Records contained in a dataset
** BEGIN **

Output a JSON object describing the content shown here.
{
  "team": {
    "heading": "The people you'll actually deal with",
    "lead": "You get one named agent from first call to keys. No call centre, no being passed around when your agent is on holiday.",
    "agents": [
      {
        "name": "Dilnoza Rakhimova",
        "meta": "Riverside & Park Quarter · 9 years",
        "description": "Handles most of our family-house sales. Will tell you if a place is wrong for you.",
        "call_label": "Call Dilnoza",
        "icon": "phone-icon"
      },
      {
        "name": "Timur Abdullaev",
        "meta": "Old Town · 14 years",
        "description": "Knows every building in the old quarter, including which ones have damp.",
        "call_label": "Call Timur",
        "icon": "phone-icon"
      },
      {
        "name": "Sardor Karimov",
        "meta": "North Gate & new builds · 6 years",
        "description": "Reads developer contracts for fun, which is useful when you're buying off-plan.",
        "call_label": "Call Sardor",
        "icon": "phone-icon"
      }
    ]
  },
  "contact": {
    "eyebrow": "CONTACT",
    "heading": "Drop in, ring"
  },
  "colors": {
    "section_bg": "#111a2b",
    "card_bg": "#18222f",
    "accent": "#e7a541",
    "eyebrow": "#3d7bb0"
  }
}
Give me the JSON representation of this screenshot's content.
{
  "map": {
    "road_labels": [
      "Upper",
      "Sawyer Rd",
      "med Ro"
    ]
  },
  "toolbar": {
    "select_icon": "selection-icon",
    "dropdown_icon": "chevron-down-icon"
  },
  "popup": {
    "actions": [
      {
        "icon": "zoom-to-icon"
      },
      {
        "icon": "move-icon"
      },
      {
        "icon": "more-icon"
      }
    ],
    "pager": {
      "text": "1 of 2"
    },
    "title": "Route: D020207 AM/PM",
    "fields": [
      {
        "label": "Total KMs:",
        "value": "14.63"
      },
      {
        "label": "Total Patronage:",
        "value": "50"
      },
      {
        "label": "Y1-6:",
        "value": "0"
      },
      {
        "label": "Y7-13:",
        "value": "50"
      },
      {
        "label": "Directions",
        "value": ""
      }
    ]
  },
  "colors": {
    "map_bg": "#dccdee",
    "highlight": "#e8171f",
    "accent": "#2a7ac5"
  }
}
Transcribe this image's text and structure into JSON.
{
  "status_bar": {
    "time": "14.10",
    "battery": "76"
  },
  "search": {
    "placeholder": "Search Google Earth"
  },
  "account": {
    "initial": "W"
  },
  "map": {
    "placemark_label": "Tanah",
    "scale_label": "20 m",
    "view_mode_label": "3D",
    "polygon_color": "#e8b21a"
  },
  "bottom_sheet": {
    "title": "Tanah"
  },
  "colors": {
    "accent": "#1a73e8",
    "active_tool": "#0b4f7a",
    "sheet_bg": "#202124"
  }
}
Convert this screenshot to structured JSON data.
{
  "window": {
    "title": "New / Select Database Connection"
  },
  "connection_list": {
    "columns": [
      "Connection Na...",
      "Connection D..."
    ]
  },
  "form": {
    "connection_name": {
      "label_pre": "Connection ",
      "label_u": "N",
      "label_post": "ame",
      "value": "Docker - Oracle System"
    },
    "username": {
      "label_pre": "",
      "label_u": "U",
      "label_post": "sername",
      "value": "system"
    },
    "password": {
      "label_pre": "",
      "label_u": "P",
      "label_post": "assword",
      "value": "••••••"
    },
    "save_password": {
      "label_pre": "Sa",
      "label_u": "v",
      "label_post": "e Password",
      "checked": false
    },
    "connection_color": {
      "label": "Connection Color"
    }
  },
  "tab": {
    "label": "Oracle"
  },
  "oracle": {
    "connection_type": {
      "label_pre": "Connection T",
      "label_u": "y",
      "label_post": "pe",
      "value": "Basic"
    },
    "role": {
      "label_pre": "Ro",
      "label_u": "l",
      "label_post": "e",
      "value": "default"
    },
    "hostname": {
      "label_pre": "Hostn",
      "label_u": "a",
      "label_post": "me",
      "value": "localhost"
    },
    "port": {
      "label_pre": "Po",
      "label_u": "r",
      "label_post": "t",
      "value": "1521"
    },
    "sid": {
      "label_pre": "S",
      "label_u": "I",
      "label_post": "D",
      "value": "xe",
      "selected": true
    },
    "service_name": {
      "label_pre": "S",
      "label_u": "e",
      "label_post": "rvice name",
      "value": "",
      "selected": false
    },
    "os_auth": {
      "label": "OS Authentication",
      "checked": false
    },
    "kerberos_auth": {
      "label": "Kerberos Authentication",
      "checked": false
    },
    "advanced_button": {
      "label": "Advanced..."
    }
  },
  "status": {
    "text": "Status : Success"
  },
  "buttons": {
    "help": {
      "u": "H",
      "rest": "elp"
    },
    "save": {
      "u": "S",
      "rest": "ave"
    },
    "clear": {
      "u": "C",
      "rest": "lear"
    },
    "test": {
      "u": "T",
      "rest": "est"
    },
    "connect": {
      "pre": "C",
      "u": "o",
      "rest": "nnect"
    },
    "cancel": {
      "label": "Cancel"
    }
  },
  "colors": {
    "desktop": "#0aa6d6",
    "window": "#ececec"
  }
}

** END **

• [Aim]
For the records above, state how many lines include the string "meta", giving the number and nothing else.

• [Task response]
3